● EXERCISE AIM
Update the lines starting with the one with "page-icon — [105, 269, 119, 285]" and going on through the one with "tree-item[interactable]: + Airbag system": rewrite them with "Bumper" changed to "Fender" and everything else unchanged. Return only those lines.

────

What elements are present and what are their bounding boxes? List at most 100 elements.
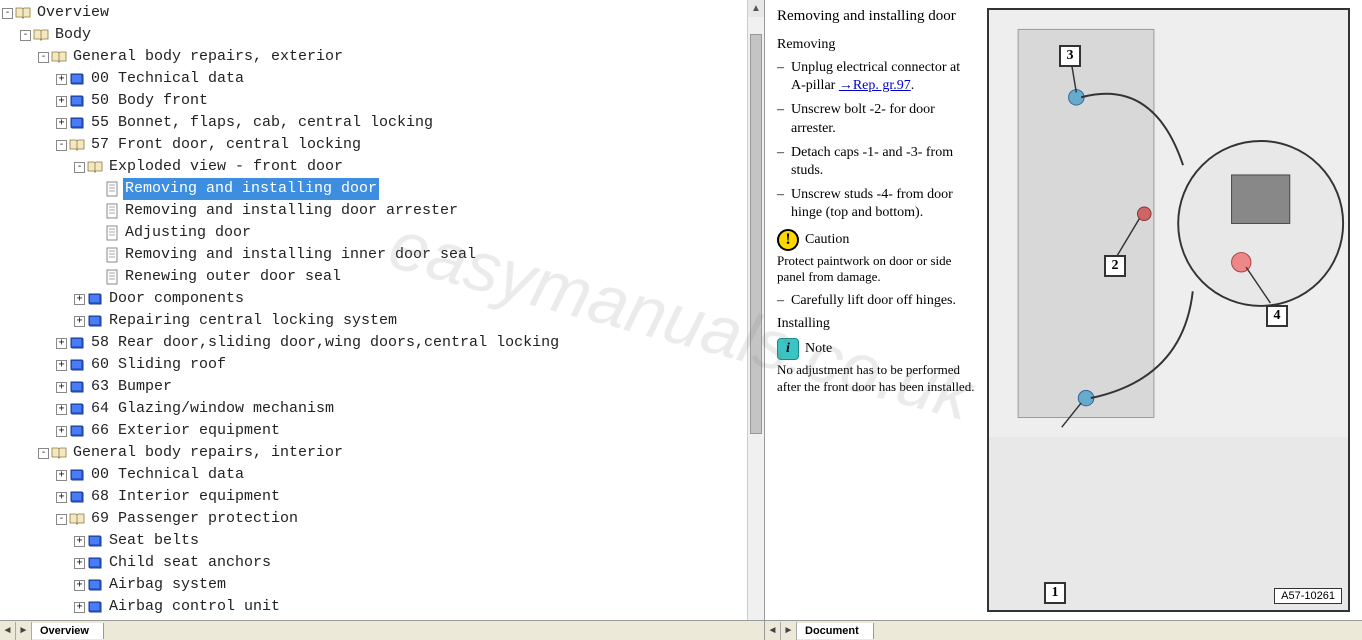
page-icon — [105, 269, 119, 285]
tree-item[interactable]: + 63 Bumper — [2, 376, 764, 398]
tree-item[interactable]: + 55 Bonnet, flaps, cab, central locking — [2, 112, 764, 134]
tree-label: 66 Exterior equipment — [89, 420, 282, 442]
tree-item[interactable]: + Airbag system — [2, 574, 764, 596]
expand-icon[interactable]: + — [56, 426, 67, 437]
collapse-icon[interactable]: - — [20, 30, 31, 41]
tree-item[interactable]: Renewing outer door seal — [2, 266, 764, 288]
tree-label: Removing and installing inner door seal — [123, 244, 478, 266]
tab-prev-icon[interactable]: ◄ — [0, 622, 16, 640]
doc-title: Removing and installing door — [777, 8, 977, 25]
scrollbar[interactable]: ▲ — [747, 0, 764, 620]
blue-book-icon — [69, 72, 85, 86]
blue-book-icon — [69, 358, 85, 372]
blue-book-icon — [87, 314, 103, 328]
tree-item[interactable]: Removing and installing inner door seal — [2, 244, 764, 266]
collapse-icon[interactable]: - — [74, 162, 85, 173]
scroll-up-icon[interactable]: ▲ — [748, 0, 764, 17]
tree-item[interactable]: + Child seat anchors — [2, 552, 764, 574]
expand-icon[interactable]: + — [56, 470, 67, 481]
blue-book-icon — [69, 402, 85, 416]
step-text: Detach caps -1- and -3- from studs. — [791, 144, 977, 180]
tree-label: 69 Passenger protection — [89, 508, 300, 530]
tree-item[interactable]: + 60 Sliding roof — [2, 354, 764, 376]
tree-item[interactable]: + 00 Technical data — [2, 68, 764, 90]
tab-prev-icon[interactable]: ◄ — [765, 622, 781, 640]
document-content: Removing and installing door Removing –U… — [765, 0, 1362, 620]
tree-item[interactable]: Adjusting door — [2, 222, 764, 244]
tree-item-overview[interactable]: - Overview — [2, 2, 764, 24]
tree-item[interactable]: + 66 Exterior equipment — [2, 420, 764, 442]
caution-icon: ! — [777, 229, 799, 251]
tree-item[interactable]: + 00 Technical data — [2, 464, 764, 486]
tree-item[interactable]: - 57 Front door, central locking — [2, 134, 764, 156]
tree-item[interactable]: + 58 Rear door,sliding door,wing doors,c… — [2, 332, 764, 354]
collapse-icon[interactable]: - — [56, 514, 67, 525]
tree-label: Overview — [35, 2, 111, 24]
expand-icon[interactable]: + — [74, 536, 85, 547]
expand-icon[interactable]: + — [74, 580, 85, 591]
expand-icon[interactable]: + — [56, 118, 67, 129]
tree-label: 00 Technical data — [89, 68, 246, 90]
rep-link[interactable]: →Rep. gr.97 — [839, 78, 911, 93]
tree-item[interactable]: - Exploded view - front door — [2, 156, 764, 178]
tree-label: 00 Technical data — [89, 464, 246, 486]
expand-icon[interactable]: + — [56, 404, 67, 415]
tree-view[interactable]: - Overview - Body - General body repairs… — [0, 0, 764, 620]
blue-book-icon — [69, 490, 85, 504]
tree-item-selected[interactable]: Removing and installing door — [2, 178, 764, 200]
tab-bar: ◄ ► Document — [765, 620, 1362, 640]
expand-icon[interactable]: + — [56, 382, 67, 393]
tree-item[interactable]: + Door components — [2, 288, 764, 310]
expand-icon[interactable]: + — [74, 316, 85, 327]
collapse-icon[interactable]: - — [38, 448, 49, 459]
tree-item[interactable]: + 64 Glazing/window mechanism — [2, 398, 764, 420]
tree-label: 50 Body front — [89, 90, 210, 112]
tab-overview[interactable]: Overview — [32, 623, 104, 639]
expand-icon[interactable]: + — [56, 338, 67, 349]
tree-label: Body — [53, 24, 93, 46]
tab-next-icon[interactable]: ► — [781, 622, 797, 640]
tree-item[interactable]: + Airbag control unit — [2, 596, 764, 618]
collapse-icon[interactable]: - — [56, 140, 67, 151]
caution-label: Caution — [805, 232, 849, 248]
tree-label: Removing and installing door arrester — [123, 200, 460, 222]
blue-book-icon — [69, 424, 85, 438]
section-removing: Removing — [777, 37, 977, 53]
expand-icon[interactable]: + — [56, 74, 67, 85]
tree-item-body[interactable]: - Body — [2, 24, 764, 46]
tab-next-icon[interactable]: ► — [16, 622, 32, 640]
navigation-pane: - Overview - Body - General body repairs… — [0, 0, 765, 640]
blue-book-icon — [87, 556, 103, 570]
expand-icon[interactable]: + — [74, 602, 85, 613]
tree-item[interactable]: + Repairing central locking system — [2, 310, 764, 332]
scroll-thumb[interactable] — [750, 34, 762, 434]
tree-item[interactable]: - 69 Passenger protection — [2, 508, 764, 530]
tree-item[interactable]: - General body repairs, exterior — [2, 46, 764, 68]
page-icon — [105, 247, 119, 263]
collapse-icon[interactable]: - — [38, 52, 49, 63]
tab-document[interactable]: Document — [797, 623, 874, 639]
tree-item[interactable]: - General body repairs, interior — [2, 442, 764, 464]
page-icon — [105, 203, 119, 219]
blue-book-icon — [69, 94, 85, 108]
tree-label: Exploded view - front door — [107, 156, 345, 178]
blue-book-icon — [87, 534, 103, 548]
expand-icon[interactable]: + — [56, 492, 67, 503]
expand-icon[interactable]: + — [56, 360, 67, 371]
blue-book-icon — [87, 578, 103, 592]
collapse-icon[interactable]: - — [2, 8, 13, 19]
tree-item[interactable]: + Seat belts — [2, 530, 764, 552]
callout-2: 2 — [1104, 255, 1126, 277]
tree-label: 63 Bumper — [89, 376, 174, 398]
expand-icon[interactable]: + — [56, 96, 67, 107]
tree-label: 57 Front door, central locking — [89, 134, 363, 156]
expand-icon[interactable]: + — [74, 558, 85, 569]
tree-item[interactable]: + 68 Interior equipment — [2, 486, 764, 508]
technical-diagram: 3 2 1 4 A57-10261 — [987, 8, 1350, 612]
expand-icon[interactable]: + — [74, 294, 85, 305]
tree-item[interactable]: Removing and installing door arrester — [2, 200, 764, 222]
tree-item[interactable]: + 50 Body front — [2, 90, 764, 112]
tree-label: Renewing outer door seal — [123, 266, 343, 288]
blue-book-icon — [69, 116, 85, 130]
diagram-ref: A57-10261 — [1274, 588, 1342, 604]
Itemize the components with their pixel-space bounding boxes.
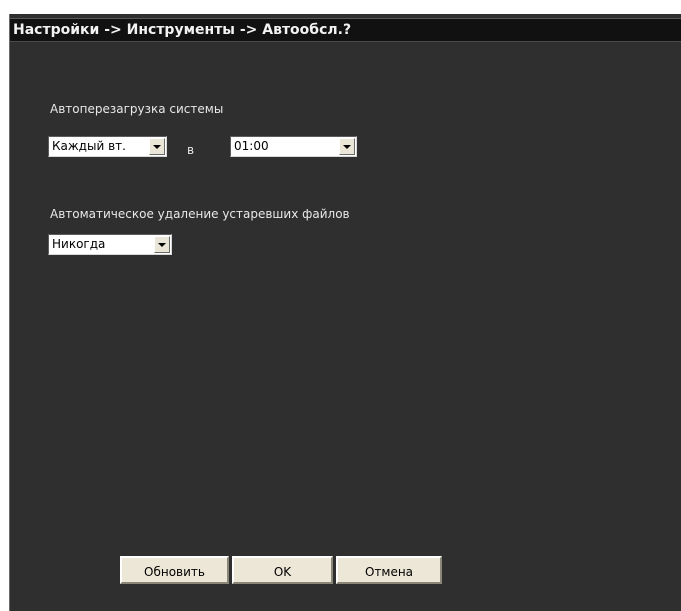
- chevron-down-icon[interactable]: [154, 236, 170, 253]
- title-bar: Настройки -> Инструменты -> Автообсл.?: [10, 18, 681, 42]
- at-label: в: [187, 143, 195, 157]
- reboot-day-select[interactable]: Каждый вт.: [48, 136, 167, 157]
- cancel-button[interactable]: Отмена: [336, 556, 442, 584]
- ok-button[interactable]: OK: [232, 556, 333, 584]
- reboot-time-value: 01:00: [234, 139, 269, 153]
- chevron-down-icon[interactable]: [339, 138, 355, 155]
- auto-delete-select[interactable]: Никогда: [48, 234, 172, 255]
- chevron-down-icon[interactable]: [149, 138, 165, 155]
- refresh-button[interactable]: Обновить: [120, 556, 229, 584]
- auto-delete-value: Никогда: [52, 237, 106, 251]
- auto-reboot-label: Автоперезагрузка системы: [50, 102, 224, 116]
- reboot-time-select[interactable]: 01:00: [230, 136, 357, 157]
- window-title: Настройки -> Инструменты -> Автообсл.?: [13, 22, 352, 38]
- auto-delete-label: Автоматическое удаление устаревших файло…: [50, 207, 350, 221]
- reboot-day-value: Каждый вт.: [52, 139, 126, 153]
- maintenance-window: Настройки -> Инструменты -> Автообсл.? А…: [9, 14, 681, 611]
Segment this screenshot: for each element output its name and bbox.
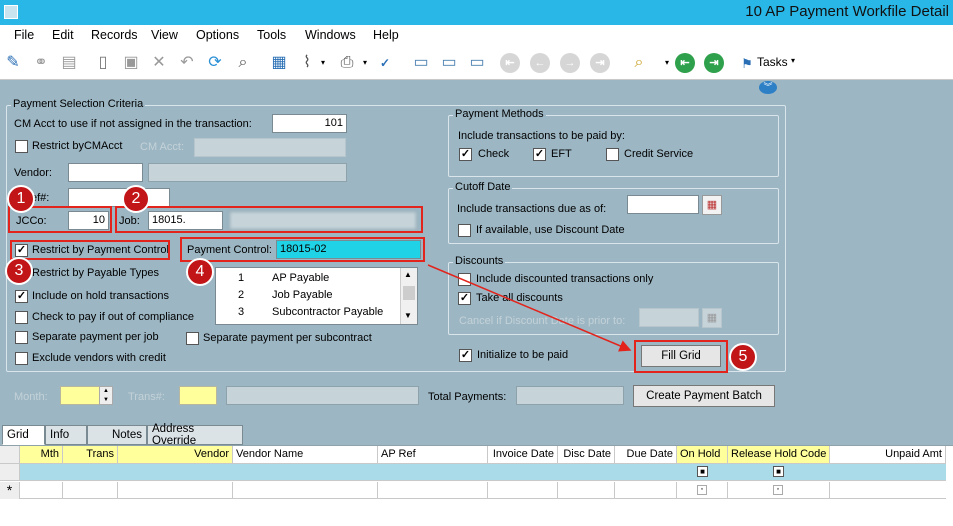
tab-grid[interactable]: Grid — [2, 425, 45, 445]
payment-grid[interactable]: Mth Trans Vendor Vendor Name AP Ref Invo… — [0, 445, 953, 526]
trans-input[interactable] — [179, 386, 217, 405]
month-spinner[interactable]: ▲ ▼ — [99, 386, 113, 405]
column-header-vendor[interactable]: Vendor — [118, 446, 233, 464]
month-label: Month: — [14, 391, 48, 403]
tab-notes[interactable]: Notes — [87, 425, 147, 445]
column-header-ap-ref[interactable]: AP Ref — [378, 446, 488, 464]
column-header-unpaid-amt[interactable]: Unpaid Amt — [830, 446, 946, 464]
tab-info[interactable]: Info — [45, 425, 87, 445]
annotation-badge-3: 3 — [5, 257, 33, 285]
table-row[interactable]: ■ ■ — [20, 464, 946, 481]
annotation-badge-1: 1 — [7, 185, 35, 213]
month-input[interactable] — [60, 386, 100, 405]
new-row-marker: * — [0, 482, 20, 499]
on-hold-checkbox[interactable]: ▪ — [697, 485, 707, 495]
trans-description-display — [226, 386, 419, 405]
tab-address-override[interactable]: Address Override — [147, 423, 243, 447]
table-row[interactable]: ▪ ▪ — [20, 482, 946, 499]
column-header-mth[interactable]: Mth — [20, 446, 63, 464]
release-hold-checkbox[interactable]: ▪ — [773, 485, 783, 495]
row-header[interactable] — [0, 464, 20, 481]
column-header-invoice-date[interactable]: Invoice Date — [488, 446, 558, 464]
annotation-badge-5: 5 — [729, 343, 757, 371]
release-hold-checkbox[interactable]: ■ — [773, 466, 784, 477]
create-payment-batch-button[interactable]: Create Payment Batch — [633, 385, 775, 407]
annotation-badge-2: 2 — [122, 185, 150, 213]
tab-strip: Grid Info Notes Address Override — [0, 423, 953, 447]
column-header-release-hold-code[interactable]: Release Hold Code — [728, 446, 830, 464]
total-payments-label: Total Payments: — [428, 391, 507, 403]
column-header-vendor-name[interactable]: Vendor Name — [233, 446, 378, 464]
column-header-disc-date[interactable]: Disc Date — [558, 446, 615, 464]
on-hold-checkbox[interactable]: ■ — [697, 466, 708, 477]
total-payments-display — [516, 386, 624, 405]
column-header-due-date[interactable]: Due Date — [615, 446, 677, 464]
trans-label: Trans#: — [128, 391, 165, 403]
column-header-trans[interactable]: Trans — [63, 446, 118, 464]
annotation-badge-4: 4 — [186, 258, 214, 286]
row-header-corner — [0, 446, 20, 464]
column-header-on-hold[interactable]: On Hold — [677, 446, 728, 464]
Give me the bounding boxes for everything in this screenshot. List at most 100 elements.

────

● COMPLETED EXERCISE
page-icon — [105, 269, 119, 285]
tree-item[interactable]: + 63 Fender — [2, 376, 764, 398]
tree-item[interactable]: + 55 Bonnet, flaps, cab, central locking — [2, 112, 764, 134]
tree-label: 66 Exterior equipment — [89, 420, 282, 442]
tree-item[interactable]: + Airbag system — [2, 574, 764, 596]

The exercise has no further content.